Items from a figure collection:

%%

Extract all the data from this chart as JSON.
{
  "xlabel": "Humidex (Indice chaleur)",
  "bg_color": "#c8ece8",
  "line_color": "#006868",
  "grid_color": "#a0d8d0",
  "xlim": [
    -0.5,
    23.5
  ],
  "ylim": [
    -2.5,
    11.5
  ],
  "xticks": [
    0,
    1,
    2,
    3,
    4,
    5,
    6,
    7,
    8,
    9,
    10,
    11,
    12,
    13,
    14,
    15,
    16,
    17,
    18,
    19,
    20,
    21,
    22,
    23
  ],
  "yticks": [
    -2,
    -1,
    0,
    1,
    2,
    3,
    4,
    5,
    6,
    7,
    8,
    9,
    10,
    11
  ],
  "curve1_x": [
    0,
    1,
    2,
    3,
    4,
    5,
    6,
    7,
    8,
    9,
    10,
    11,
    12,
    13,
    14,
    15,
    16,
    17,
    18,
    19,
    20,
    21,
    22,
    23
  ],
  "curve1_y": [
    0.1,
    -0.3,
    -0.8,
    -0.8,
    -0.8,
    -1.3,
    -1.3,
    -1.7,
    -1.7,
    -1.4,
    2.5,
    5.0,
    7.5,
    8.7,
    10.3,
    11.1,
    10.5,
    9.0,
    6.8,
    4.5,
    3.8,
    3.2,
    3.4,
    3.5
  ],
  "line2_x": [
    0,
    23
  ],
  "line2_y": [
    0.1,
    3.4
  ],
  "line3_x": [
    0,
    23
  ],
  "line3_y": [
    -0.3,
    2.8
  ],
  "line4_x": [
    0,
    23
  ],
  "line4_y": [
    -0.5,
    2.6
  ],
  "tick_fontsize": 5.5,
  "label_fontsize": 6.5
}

%%
%%

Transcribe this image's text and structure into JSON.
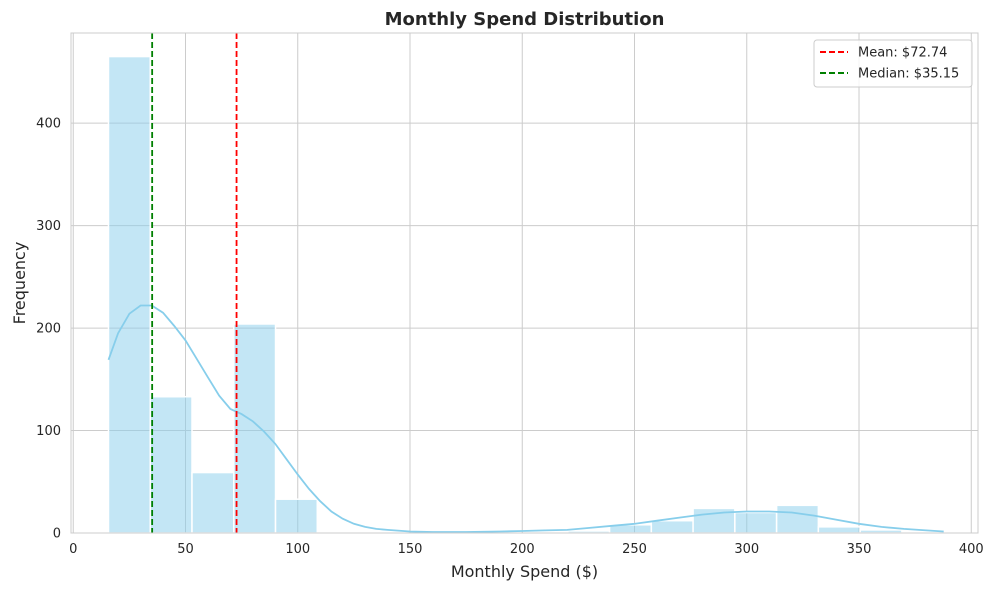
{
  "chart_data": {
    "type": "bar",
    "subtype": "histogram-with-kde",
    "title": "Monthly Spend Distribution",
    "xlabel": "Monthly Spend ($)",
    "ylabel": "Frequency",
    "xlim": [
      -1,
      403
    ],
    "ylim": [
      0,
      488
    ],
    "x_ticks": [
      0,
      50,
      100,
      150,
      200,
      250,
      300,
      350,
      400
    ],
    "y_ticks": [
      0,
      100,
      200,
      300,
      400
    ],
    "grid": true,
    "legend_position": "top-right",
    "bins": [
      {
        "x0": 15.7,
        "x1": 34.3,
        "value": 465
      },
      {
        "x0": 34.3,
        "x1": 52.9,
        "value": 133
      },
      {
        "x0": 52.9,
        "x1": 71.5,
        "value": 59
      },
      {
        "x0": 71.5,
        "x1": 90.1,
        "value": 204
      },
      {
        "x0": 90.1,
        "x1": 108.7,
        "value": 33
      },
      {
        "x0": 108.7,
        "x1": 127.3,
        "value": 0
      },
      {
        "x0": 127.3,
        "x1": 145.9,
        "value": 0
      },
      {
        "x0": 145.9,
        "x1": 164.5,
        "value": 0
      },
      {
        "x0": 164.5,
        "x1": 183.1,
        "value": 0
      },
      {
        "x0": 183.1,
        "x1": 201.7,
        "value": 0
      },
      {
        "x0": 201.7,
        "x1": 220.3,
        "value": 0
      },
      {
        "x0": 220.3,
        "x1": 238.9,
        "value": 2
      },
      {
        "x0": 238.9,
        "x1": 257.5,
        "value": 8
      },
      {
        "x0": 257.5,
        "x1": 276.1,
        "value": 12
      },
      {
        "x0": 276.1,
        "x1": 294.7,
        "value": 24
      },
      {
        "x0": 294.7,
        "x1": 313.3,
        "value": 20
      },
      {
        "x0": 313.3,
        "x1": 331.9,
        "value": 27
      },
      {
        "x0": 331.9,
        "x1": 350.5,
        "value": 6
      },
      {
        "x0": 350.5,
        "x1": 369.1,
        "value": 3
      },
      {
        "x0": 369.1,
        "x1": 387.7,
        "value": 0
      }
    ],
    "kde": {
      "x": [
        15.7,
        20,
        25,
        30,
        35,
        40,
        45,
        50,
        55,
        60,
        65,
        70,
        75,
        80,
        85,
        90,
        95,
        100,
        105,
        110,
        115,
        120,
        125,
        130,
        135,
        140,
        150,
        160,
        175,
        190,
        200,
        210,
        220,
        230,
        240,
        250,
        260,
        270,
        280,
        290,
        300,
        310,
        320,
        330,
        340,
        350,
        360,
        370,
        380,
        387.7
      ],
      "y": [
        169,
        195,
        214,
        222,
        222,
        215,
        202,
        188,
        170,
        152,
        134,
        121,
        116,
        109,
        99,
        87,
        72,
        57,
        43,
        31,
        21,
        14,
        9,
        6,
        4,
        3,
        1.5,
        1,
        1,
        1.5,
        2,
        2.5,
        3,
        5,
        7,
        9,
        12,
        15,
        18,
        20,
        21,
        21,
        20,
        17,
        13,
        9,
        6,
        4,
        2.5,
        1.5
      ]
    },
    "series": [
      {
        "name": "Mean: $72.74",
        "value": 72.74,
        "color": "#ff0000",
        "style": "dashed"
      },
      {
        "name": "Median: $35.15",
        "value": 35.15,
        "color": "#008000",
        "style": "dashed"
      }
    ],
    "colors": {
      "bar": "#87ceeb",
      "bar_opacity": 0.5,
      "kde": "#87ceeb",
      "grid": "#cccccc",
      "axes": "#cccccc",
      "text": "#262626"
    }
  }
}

%%

## What you should do:
Show every line from the entries above in which the word "Spend" appears.

## The answer:
    "title": "Monthly Spend Distribution",
    "xlabel": "Monthly Spend ($)",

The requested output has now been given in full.